→ **The task**
Show every line of the records that contains the string "peak".

→ **Data for this exercise**
---
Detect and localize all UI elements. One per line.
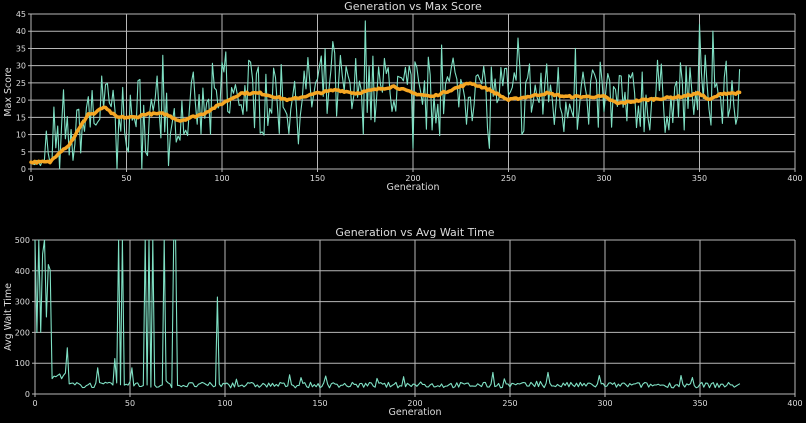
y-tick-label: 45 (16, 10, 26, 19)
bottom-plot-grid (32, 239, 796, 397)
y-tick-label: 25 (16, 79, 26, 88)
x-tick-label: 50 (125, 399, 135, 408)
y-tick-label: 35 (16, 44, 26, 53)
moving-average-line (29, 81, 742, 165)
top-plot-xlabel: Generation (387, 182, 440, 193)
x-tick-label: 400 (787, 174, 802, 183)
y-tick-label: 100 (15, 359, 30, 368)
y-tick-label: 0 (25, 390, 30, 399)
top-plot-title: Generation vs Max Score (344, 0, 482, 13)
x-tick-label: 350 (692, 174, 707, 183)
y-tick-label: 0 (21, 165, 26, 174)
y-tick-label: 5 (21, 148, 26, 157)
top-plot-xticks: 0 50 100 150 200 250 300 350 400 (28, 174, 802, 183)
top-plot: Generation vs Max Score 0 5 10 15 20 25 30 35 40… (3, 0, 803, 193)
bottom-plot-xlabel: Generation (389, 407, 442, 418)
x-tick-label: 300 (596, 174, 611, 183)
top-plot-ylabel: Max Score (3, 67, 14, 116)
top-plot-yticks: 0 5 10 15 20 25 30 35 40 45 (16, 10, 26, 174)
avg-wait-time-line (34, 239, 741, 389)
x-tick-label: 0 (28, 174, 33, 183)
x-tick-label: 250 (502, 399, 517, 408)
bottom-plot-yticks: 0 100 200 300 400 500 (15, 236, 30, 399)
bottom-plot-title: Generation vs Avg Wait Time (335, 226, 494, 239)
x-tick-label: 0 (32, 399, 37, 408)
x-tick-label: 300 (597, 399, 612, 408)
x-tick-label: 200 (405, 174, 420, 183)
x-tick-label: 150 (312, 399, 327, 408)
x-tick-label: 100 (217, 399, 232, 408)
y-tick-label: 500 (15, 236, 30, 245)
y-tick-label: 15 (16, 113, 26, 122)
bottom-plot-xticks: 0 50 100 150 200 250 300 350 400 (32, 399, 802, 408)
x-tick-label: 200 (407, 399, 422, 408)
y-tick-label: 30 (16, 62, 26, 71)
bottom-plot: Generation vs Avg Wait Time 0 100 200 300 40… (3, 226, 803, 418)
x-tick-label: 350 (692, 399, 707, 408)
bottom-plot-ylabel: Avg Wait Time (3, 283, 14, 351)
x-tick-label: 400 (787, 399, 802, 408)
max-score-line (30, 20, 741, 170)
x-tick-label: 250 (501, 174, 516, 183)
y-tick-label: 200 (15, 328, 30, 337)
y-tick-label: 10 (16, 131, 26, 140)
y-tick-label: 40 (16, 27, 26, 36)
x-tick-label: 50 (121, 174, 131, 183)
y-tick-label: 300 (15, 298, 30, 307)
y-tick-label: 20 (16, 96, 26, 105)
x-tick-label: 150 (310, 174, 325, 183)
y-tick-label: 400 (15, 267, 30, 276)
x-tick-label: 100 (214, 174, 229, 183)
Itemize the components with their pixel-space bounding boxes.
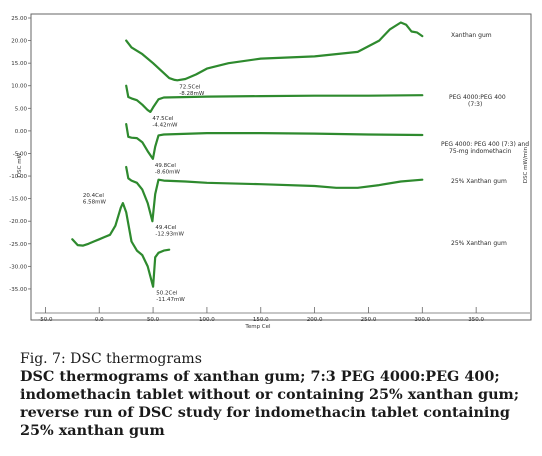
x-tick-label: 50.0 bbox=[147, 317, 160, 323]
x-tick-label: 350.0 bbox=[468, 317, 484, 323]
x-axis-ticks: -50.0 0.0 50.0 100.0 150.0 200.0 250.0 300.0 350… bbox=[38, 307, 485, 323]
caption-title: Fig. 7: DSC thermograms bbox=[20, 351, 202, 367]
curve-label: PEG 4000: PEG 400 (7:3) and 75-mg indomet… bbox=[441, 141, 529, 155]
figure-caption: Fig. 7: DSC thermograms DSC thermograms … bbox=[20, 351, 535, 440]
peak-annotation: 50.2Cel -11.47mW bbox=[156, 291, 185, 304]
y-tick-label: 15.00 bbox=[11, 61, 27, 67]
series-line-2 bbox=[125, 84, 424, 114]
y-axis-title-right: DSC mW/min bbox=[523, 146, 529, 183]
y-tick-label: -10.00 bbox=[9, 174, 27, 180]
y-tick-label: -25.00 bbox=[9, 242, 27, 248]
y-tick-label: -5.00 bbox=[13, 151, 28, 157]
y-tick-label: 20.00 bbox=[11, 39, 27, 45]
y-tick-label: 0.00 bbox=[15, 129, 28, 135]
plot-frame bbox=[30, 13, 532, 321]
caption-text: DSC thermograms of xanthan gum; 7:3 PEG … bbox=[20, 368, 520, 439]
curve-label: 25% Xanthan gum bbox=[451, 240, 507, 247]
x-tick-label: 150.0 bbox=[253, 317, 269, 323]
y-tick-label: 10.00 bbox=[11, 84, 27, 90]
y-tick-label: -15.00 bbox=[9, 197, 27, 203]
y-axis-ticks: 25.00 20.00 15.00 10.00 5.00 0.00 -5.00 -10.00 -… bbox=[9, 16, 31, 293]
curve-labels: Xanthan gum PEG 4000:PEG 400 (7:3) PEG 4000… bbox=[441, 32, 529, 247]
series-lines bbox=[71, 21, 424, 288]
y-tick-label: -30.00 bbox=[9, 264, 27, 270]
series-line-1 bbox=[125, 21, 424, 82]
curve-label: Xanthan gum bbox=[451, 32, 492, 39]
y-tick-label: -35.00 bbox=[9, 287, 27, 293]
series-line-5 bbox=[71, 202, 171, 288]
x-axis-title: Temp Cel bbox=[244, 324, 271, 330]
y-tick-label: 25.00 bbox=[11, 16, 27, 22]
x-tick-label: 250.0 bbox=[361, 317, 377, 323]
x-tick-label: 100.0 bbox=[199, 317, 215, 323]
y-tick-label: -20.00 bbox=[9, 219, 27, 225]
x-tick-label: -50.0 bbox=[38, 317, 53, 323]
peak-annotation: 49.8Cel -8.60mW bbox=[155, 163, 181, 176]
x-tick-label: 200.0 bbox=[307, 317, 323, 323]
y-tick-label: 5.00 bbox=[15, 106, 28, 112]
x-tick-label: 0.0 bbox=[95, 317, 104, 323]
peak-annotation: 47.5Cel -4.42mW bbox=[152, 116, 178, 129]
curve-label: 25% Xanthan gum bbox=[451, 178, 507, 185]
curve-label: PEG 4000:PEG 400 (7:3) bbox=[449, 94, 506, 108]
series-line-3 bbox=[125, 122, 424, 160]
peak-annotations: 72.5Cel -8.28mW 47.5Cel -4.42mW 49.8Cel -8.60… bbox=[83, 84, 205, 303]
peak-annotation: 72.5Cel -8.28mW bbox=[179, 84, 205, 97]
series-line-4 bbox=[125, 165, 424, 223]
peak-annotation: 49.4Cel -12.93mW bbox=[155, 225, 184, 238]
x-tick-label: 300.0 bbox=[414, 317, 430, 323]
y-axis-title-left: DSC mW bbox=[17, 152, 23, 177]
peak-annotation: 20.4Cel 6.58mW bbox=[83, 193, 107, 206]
---
→ **Completed task**
peak-annotation: 50.2Cel -11.47mW bbox=[156, 291, 185, 304]
peak-annotation: 49.8Cel -8.60mW bbox=[155, 163, 181, 176]
peak-annotation: 47.5Cel -4.42mW bbox=[152, 116, 178, 129]
peak-annotations: 72.5Cel -8.28mW 47.5Cel -4.42mW 49.8Cel -8.60… bbox=[83, 84, 205, 303]
peak-annotation: 72.5Cel -8.28mW bbox=[179, 84, 205, 97]
peak-annotation: 49.4Cel -12.93mW bbox=[155, 225, 184, 238]
peak-annotation: 20.4Cel 6.58mW bbox=[83, 193, 107, 206]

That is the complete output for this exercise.